*THE PROBLEM*: Find the string "ylabel" in the records. Copy every line it appears in.

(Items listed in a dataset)
○ ○ ○ ○ ○ ○ ○

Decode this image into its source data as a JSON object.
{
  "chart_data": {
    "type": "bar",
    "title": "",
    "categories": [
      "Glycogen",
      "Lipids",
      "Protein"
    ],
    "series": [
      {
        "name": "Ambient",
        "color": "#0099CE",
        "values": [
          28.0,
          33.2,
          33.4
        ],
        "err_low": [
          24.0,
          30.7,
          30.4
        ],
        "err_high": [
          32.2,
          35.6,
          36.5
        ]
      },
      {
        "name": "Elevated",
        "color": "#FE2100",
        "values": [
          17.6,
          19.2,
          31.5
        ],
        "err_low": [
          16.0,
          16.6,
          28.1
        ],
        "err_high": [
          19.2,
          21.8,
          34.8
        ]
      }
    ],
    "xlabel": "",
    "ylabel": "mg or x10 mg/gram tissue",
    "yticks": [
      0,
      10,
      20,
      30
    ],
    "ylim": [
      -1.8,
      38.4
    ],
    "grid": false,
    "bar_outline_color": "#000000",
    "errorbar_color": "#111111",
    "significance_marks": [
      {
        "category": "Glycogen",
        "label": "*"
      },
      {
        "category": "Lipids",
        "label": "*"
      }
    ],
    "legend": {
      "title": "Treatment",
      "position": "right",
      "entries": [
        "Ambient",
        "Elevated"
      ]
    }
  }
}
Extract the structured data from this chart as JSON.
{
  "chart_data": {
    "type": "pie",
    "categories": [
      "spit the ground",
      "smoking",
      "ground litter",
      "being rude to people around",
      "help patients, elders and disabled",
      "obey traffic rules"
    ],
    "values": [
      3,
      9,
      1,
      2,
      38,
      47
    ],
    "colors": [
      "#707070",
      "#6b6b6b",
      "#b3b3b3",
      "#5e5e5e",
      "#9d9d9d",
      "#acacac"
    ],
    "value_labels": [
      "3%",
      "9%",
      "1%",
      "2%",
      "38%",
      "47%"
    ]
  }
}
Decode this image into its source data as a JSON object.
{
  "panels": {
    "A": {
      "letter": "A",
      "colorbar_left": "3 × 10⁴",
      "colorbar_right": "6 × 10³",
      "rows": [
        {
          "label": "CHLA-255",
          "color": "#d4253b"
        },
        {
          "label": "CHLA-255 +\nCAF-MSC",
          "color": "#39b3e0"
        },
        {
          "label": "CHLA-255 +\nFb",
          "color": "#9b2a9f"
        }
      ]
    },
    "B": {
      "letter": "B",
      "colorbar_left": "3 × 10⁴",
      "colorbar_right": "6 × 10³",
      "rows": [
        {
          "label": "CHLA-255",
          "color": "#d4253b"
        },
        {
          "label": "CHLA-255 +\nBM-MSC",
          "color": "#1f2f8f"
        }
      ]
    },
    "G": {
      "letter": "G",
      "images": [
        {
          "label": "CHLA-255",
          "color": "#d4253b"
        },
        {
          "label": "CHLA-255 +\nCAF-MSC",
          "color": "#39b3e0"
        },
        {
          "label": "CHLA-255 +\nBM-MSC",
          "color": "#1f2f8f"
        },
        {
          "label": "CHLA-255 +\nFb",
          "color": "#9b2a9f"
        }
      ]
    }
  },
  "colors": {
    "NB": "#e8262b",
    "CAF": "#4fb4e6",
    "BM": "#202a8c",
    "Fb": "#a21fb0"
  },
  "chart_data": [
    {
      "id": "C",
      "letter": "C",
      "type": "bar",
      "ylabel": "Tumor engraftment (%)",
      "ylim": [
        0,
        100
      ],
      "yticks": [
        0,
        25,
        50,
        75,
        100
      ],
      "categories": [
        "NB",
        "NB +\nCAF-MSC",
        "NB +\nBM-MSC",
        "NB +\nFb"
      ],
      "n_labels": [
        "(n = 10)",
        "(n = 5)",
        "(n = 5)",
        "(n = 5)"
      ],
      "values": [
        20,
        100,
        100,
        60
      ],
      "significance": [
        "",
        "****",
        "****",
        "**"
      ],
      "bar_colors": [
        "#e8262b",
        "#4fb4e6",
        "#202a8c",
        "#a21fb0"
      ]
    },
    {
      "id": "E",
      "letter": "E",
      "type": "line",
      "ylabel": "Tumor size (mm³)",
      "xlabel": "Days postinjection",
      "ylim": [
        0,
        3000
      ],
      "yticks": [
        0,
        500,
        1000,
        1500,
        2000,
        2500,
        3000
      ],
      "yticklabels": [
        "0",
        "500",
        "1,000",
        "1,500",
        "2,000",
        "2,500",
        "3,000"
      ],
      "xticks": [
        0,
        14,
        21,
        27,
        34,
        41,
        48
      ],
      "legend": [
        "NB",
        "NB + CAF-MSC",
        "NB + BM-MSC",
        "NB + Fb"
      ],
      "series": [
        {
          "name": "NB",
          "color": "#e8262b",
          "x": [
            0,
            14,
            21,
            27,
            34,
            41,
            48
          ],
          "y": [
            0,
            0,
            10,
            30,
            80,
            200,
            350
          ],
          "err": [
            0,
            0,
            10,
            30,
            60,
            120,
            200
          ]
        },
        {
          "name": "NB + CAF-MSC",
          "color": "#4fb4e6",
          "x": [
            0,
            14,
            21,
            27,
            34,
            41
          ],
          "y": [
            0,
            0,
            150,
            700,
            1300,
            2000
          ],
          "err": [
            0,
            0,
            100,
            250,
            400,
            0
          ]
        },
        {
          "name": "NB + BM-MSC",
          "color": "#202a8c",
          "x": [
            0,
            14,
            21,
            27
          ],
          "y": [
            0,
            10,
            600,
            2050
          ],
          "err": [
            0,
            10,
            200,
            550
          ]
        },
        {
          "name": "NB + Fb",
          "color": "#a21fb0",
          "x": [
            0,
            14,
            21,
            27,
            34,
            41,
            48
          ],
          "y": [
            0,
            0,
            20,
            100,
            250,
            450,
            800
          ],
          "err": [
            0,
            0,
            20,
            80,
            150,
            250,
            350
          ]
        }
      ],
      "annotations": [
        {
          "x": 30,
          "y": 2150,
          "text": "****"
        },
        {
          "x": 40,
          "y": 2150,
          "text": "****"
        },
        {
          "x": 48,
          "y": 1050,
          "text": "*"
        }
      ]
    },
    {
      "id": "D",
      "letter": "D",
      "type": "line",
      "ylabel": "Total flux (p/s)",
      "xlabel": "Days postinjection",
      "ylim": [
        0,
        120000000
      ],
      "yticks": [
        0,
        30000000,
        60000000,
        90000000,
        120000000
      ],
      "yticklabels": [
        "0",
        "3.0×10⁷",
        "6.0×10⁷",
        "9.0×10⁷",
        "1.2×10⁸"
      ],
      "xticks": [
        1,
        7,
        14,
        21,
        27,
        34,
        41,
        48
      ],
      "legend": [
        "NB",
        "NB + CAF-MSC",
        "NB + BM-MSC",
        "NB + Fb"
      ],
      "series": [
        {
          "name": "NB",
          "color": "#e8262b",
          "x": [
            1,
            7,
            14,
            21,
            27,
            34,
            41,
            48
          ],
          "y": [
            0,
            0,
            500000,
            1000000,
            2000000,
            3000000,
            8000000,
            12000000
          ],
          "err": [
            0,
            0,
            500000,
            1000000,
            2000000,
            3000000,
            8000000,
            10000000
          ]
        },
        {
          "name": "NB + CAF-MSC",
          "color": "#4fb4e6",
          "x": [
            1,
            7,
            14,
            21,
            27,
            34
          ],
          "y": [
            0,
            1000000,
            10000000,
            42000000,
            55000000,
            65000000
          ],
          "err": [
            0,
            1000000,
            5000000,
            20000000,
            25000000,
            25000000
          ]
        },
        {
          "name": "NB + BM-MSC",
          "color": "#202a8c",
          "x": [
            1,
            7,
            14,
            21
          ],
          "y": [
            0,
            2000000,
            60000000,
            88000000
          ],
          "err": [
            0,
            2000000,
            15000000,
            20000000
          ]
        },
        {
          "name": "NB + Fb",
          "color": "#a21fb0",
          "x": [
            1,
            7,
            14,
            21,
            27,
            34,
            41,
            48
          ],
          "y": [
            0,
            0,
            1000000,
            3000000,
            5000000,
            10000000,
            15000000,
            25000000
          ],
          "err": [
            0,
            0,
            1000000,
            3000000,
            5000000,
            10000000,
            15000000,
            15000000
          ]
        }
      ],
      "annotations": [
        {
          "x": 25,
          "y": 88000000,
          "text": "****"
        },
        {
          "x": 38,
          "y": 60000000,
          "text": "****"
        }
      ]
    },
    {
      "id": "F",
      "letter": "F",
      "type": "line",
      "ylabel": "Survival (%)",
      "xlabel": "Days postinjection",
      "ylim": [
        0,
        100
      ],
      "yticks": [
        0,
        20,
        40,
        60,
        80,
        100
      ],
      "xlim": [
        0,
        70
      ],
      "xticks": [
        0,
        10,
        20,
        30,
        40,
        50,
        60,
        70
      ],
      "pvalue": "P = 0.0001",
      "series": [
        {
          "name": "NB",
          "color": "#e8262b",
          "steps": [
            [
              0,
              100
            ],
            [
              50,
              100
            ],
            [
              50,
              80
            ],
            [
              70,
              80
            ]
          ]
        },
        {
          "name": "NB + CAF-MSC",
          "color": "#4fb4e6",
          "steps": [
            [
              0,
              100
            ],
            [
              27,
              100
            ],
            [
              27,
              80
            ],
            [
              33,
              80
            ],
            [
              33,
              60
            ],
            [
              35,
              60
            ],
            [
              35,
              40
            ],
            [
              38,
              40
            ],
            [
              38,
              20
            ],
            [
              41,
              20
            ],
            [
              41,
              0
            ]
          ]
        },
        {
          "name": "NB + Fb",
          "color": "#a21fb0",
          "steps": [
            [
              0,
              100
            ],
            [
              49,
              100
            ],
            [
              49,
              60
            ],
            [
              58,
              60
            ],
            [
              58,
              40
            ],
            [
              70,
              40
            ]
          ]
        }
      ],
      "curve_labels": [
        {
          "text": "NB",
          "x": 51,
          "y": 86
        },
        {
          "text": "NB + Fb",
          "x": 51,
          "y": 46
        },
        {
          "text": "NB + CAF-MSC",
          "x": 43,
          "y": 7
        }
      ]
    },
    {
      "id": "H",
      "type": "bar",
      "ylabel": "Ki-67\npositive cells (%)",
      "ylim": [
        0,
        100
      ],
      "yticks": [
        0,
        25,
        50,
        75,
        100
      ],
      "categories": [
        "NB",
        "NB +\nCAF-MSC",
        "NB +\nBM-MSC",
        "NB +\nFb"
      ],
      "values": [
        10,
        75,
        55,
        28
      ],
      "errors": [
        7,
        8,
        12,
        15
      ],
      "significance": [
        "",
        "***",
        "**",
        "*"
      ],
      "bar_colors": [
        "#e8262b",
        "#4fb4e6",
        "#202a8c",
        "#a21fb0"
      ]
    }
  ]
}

○ ○ ○ ○ ○ ○ ○

*EXPECTED ANSWER*:
    "ylabel": "mg or x10 mg/gram tissue",
      "ylabel": "Tumor engraftment (%)",
      "ylabel": "Tumor size (mm³)",
      "ylabel": "Total flux (p/s)",
      "ylabel": "Survival (%)",
      "ylabel": "Ki-67\npositive cells (%)",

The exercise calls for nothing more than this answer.